Stored items from a collection:
>> begin

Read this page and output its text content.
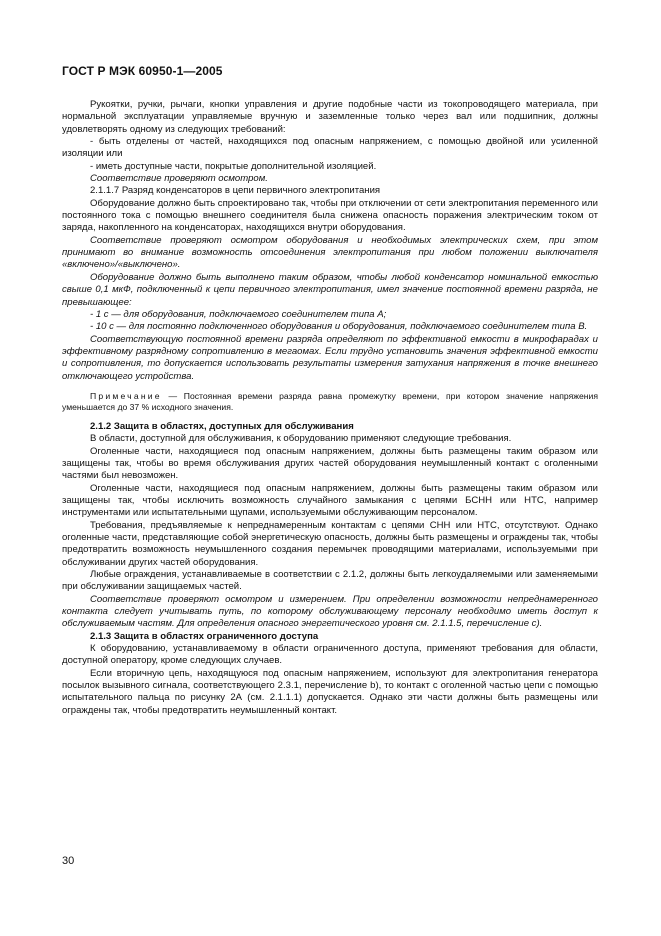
ГОСТ Р МЭК 60950-1—2005

Рукоятки, ручки, рычаги, кнопки управления и другие подобные части из токопроводящего материала, при нормальной эксплуатации управляемые вручную и заземленные только через вал или подшипник, должны удовлетворять одному из следующих требований:

- быть отделены от частей, находящихся под опасным напряжением, с помощью двойной или усиленной изоляции или

- иметь доступные части, покрытые дополнительной изоляцией.

Соответствие проверяют осмотром.

2.1.1.7 Разряд конденсаторов в цепи первичного электропитания

Оборудование должно быть спроектировано так, чтобы при отключении от сети электропитания переменного или постоянного тока с помощью внешнего соединителя была снижена опасность поражения электрическим током от заряда, накопленного на конденсаторах, находящихся внутри оборудования.

Соответствие проверяют осмотром оборудования и необходимых электрических схем, при этом принимают во внимание возможность отсоединения электропитания при любом положении выключателя «включено»/«выключено».

Оборудование должно быть выполнено таким образом, чтобы любой конденсатор номинальной емкостью свыше 0,1 мкФ, подключенный к цепи первичного электропитания, имел значение постоянной времени разряда, не превышающее:

- 1 с — для оборудования, подключаемого соединителем типа А;

- 10 с — для постоянно подключенного оборудования и оборудования, подключаемого соединителем типа В.

Соответствующую постоянной времени разряда определяют по эффективной емкости в микрофарадах и эффективному разрядному сопротивлению в мегаомах. Если трудно установить значения эффективной емкости и сопротивления, то допускается использовать результаты измерения затухания напряжения в точке внешнего отключающего устройства.

Примечание — Постоянная времени разряда равна промежутку времени, при котором значение напряжения уменьшается до 37 % исходного значения.

2.1.2 Защита в областях, доступных для обслуживания

В области, доступной для обслуживания, к оборудованию применяют следующие требования.

Оголенные части, находящиеся под опасным напряжением, должны быть размещены таким образом или защищены так, чтобы во время обслуживания других частей оборудования неумышленный контакт с оголенными частями был невозможен.

Оголенные части, находящиеся под опасным напряжением, должны быть размещены таким образом или защищены так, чтобы исключить возможность случайного замыкания с цепями БСНН или НТС, например инструментами или испытательными щупами, используемыми обслуживающим персоналом.

Требования, предъявляемые к непреднамеренным контактам с цепями СНН или НТС, отсутствуют. Однако оголенные части, представляющие собой энергетическую опасность, должны быть размещены и ограждены так, чтобы предотвратить возможность неумышленного создания перемычек проводящими материалами, используемыми при обслуживании других частей оборудования.

Любые ограждения, устанавливаемые в соответствии с 2.1.2, должны быть легкоудаляемыми или заменяемыми при обслуживании защищаемых частей.

Соответствие проверяют осмотром и измерением. При определении возможности непреднамеренного контакта следует учитывать путь, по которому обслуживающему персоналу необходимо иметь доступ к обслуживаемым частям. Для определения опасного энергетического уровня см. 2.1.1.5, перечисление с).

2.1.3 Защита в областях ограниченного доступа

К оборудованию, устанавливаемому в области ограниченного доступа, применяют требования для области, доступной оператору, кроме следующих случаев.

Если вторичную цепь, находящуюся под опасным напряжением, используют для электропитания генератора посылок вызывного сигнала, соответствующего 2.3.1, перечисление b), то контакт с оголенной частью цепи с помощью испытательного пальца по рисунку 2А (см. 2.1.1.1) допускается. Однако эти части должны быть размещены или ограждены так, чтобы предотвратить неумышленный контакт.

30
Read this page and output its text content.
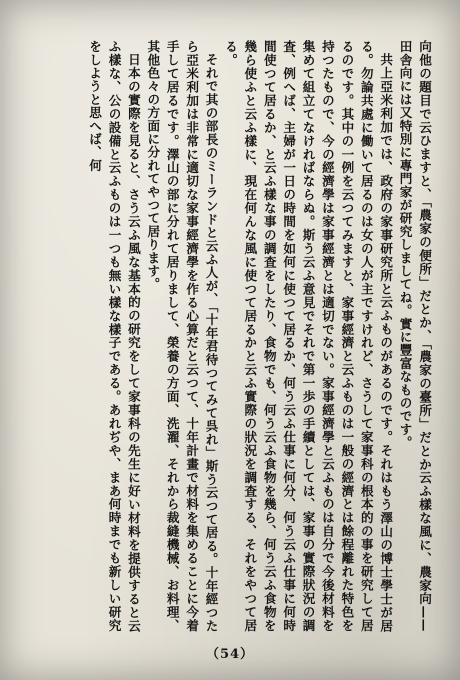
向他の題目で云ひますと、「農家の便所」だとか、「農家の臺所」だとか云ふ樣な風に、農家向——田舎向には又特別に專門家が研究しましてね。實に豐富なものです。

共上亞米利加では、政府の家事研究所と云ふものがあるのです。それはもう澤山の博士學士が居る。勿論共處に働いて居るのは女の人が主ですけれど、さうして家事科の根本的の事を研究して居るのです。其中の一例を云つてみますと、家事經濟と云ふものは一般の經濟とは餘程離れた特色を持つたもので、今の經濟學は家事經濟とは適切でない。家事經濟學と云ふものは自分で今後材料を集めて組立てなければならぬ。斯う云ふ意見でそれで第一歩の手續としては、家事の實際狀況の調査、例へば、主婦が一日の時間を如何に使つて居るか、何う云ふ仕事に何分、何う云ふ仕事に何時間使つて居るか、と云ふ樣な事の調査をしたり、食物でも、何う云ふ食物を幾ら、何う云ふ食物を幾ら使ふと云ふ樣に、現在何んな風に使つて居るかと云ふ實際の狀況を調査する、それをやつて居る。

それで其の部長のミーランドと云ふ人が、「十年君待つてみて呉れ」斯う云つて居る。十年經つたら亞米利加は非常に適切な家事經濟學を作る心算だと云つて、十年計畫で材料を集めることに今着手して居るです。澤山の部に分れて居りまして、榮養の方面、洗濯、それから裁縫機械、お料理、其他色々の方面に分れてやつて居ります。

日本の實際を見ると、さう云ふ風な基本的の研究をして家事科の先生に好い材料を提供すると云ふ樣な、公の設備と云ふものは一つも無い樣な樣子である。あれぢや、まあ何時までも新しい研究をしようと思へば、何

（54）
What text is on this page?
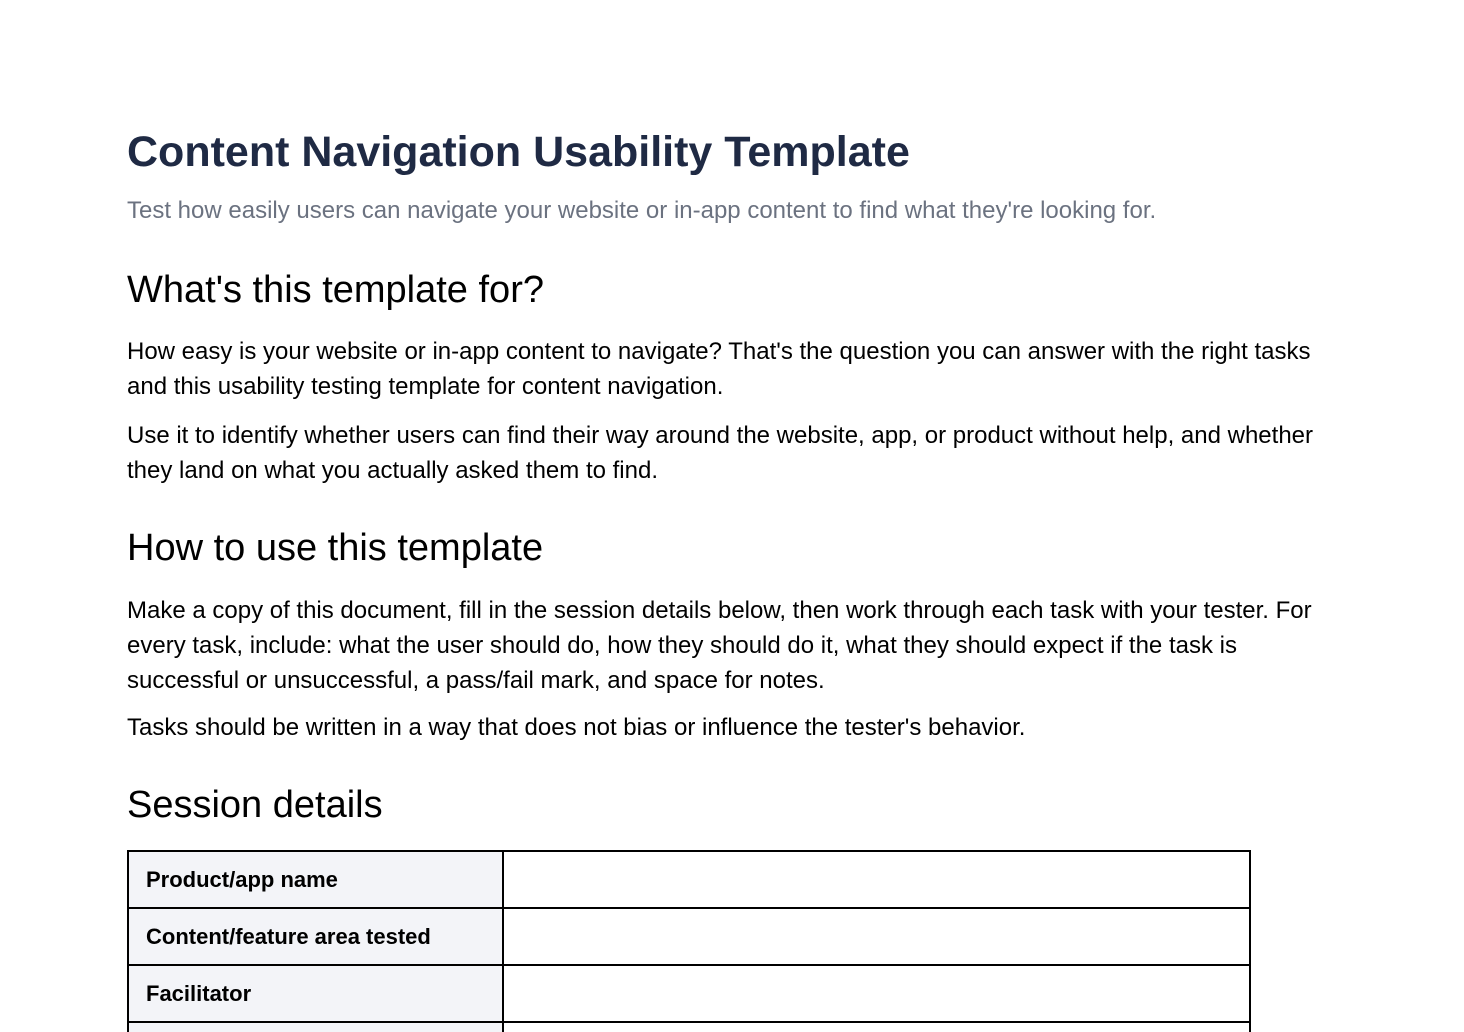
Content Navigation Usability Template

Test how easily users can navigate your website or in-app content to find what they're looking for.

What's this template for?

How easy is your website or in-app content to navigate? That's the question you can answer with the right tasks and this usability testing template for content navigation.

Use it to identify whether users can find their way around the website, app, or product without help, and whether they land on what you actually asked them to find.

How to use this template

Make a copy of this document, fill in the session details below, then work through each task with your tester. For every task, include: what the user should do, how they should do it, what they should expect if the task is successful or unsuccessful, a pass/fail mark, and space for notes.

Tasks should be written in a way that does not bias or influence the tester's behavior.

Session details
Product/app name	
Content/feature area tested	
Facilitator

>> end

Without the pictures, copy the material exactly as given.

**ANSWER FOR THIS EXERCISE**
Read this page and output its text content.
ГОСТ Р МЭК 60950-1—2005

Рукоятки, ручки, рычаги, кнопки управления и другие подобные части из токопроводящего материала, при нормальной эксплуатации управляемые вручную и заземленные только через вал или подшипник, должны удовлетворять одному из следующих требований:

- быть отделены от частей, находящихся под опасным напряжением, с помощью двойной или усиленной изоляции или

- иметь доступные части, покрытые дополнительной изоляцией.

Соответствие проверяют осмотром.

2.1.1.7 Разряд конденсаторов в цепи первичного электропитания

Оборудование должно быть спроектировано так, чтобы при отключении от сети электропитания переменного или постоянного тока с помощью внешнего соединителя была снижена опасность поражения электрическим током от заряда, накопленного на конденсаторах, находящихся внутри оборудования.

Соответствие проверяют осмотром оборудования и необходимых электрических схем, при этом принимают во внимание возможность отсоединения электропитания при любом положении выключателя «включено»/«выключено».

Оборудование должно быть выполнено таким образом, чтобы любой конденсатор номинальной емкостью свыше 0,1 мкФ, подключенный к цепи первичного электропитания, имел значение постоянной времени разряда, не превышающее:

- 1 с — для оборудования, подключаемого соединителем типа А;

- 10 с — для постоянно подключенного оборудования и оборудования, подключаемого соединителем типа В.

Соответствующую постоянной времени разряда определяют по эффективной емкости в микрофарадах и эффективному разрядному сопротивлению в мегаомах. Если трудно установить значения эффективной емкости и сопротивления, то допускается использовать результаты измерения затухания напряжения в точке внешнего отключающего устройства.

Примечание — Постоянная времени разряда равна промежутку времени, при котором значение напряжения уменьшается до 37 % исходного значения.

2.1.2 Защита в областях, доступных для обслуживания

В области, доступной для обслуживания, к оборудованию применяют следующие требования.

Оголенные части, находящиеся под опасным напряжением, должны быть размещены таким образом или защищены так, чтобы во время обслуживания других частей оборудования неумышленный контакт с оголенными частями был невозможен.

Оголенные части, находящиеся под опасным напряжением, должны быть размещены таким образом или защищены так, чтобы исключить возможность случайного замыкания с цепями БСНН или НТС, например инструментами или испытательными щупами, используемыми обслуживающим персоналом.

Требования, предъявляемые к непреднамеренным контактам с цепями СНН или НТС, отсутствуют. Однако оголенные части, представляющие собой энергетическую опасность, должны быть размещены и ограждены так, чтобы предотвратить возможность неумышленного создания перемычек проводящими материалами, используемыми при обслуживании других частей оборудования.

Любые ограждения, устанавливаемые в соответствии с 2.1.2, должны быть легкоудаляемыми или заменяемыми при обслуживании защищаемых частей.

Соответствие проверяют осмотром и измерением. При определении возможности непреднамеренного контакта следует учитывать путь, по которому обслуживающему персоналу необходимо иметь доступ к обслуживаемым частям. Для определения опасного энергетического уровня см. 2.1.1.5, перечисление с).

2.1.3 Защита в областях ограниченного доступа

К оборудованию, устанавливаемому в области ограниченного доступа, применяют требования для области, доступной оператору, кроме следующих случаев.

Если вторичную цепь, находящуюся под опасным напряжением, используют для электропитания генератора посылок вызывного сигнала, соответствующего 2.3.1, перечисление b), то контакт с оголенной частью цепи с помощью испытательного пальца по рисунку 2А (см. 2.1.1.1) допускается. Однако эти части должны быть размещены или ограждены так, чтобы предотвратить неумышленный контакт.

30
Read this page and output its text content.
向他の題目で云ひますと、「農家の便所」だとか、「農家の臺所」だとか云ふ樣な風に、農家向——田舎向には又特別に專門家が研究しましてね。實に豐富なものです。

共上亞米利加では、政府の家事研究所と云ふものがあるのです。それはもう澤山の博士學士が居る。勿論共處に働いて居るのは女の人が主ですけれど、さうして家事科の根本的の事を研究して居るのです。其中の一例を云つてみますと、家事經濟と云ふものは一般の經濟とは餘程離れた特色を持つたもので、今の經濟學は家事經濟とは適切でない。家事經濟學と云ふものは自分で今後材料を集めて組立てなければならぬ。斯う云ふ意見でそれで第一歩の手續としては、家事の實際狀況の調査、例へば、主婦が一日の時間を如何に使つて居るか、何う云ふ仕事に何分、何う云ふ仕事に何時間使つて居るか、と云ふ樣な事の調査をしたり、食物でも、何う云ふ食物を幾ら、何う云ふ食物を幾ら使ふと云ふ樣に、現在何んな風に使つて居るかと云ふ實際の狀況を調査する、それをやつて居る。

それで其の部長のミーランドと云ふ人が、「十年君待つてみて呉れ」斯う云つて居る。十年經つたら亞米利加は非常に適切な家事經濟學を作る心算だと云つて、十年計畫で材料を集めることに今着手して居るです。澤山の部に分れて居りまして、榮養の方面、洗濯、それから裁縫機械、お料理、其他色々の方面に分れてやつて居ります。

日本の實際を見ると、さう云ふ風な基本的の研究をして家事科の先生に好い材料を提供すると云ふ樣な、公の設備と云ふものは一つも無い樣な樣子である。あれぢや、まあ何時までも新しい研究をしようと思へば、何

（54）
What text is on this page?
Content Navigation Usability Template

Test how easily users can navigate your website or in-app content to find what they're looking for.

What's this template for?

How easy is your website or in-app content to navigate? That's the question you can answer with the right tasks and this usability testing template for content navigation.

Use it to identify whether users can find their way around the website, app, or product without help, and whether they land on what you actually asked them to find.

How to use this template

Make a copy of this document, fill in the session details below, then work through each task with your tester. For every task, include: what the user should do, how they should do it, what they should expect if the task is successful or unsuccessful, a pass/fail mark, and space for notes.

Tasks should be written in a way that does not bias or influence the tester's behavior.

Session details
Product/app name	
Content/feature area tested	
Facilitator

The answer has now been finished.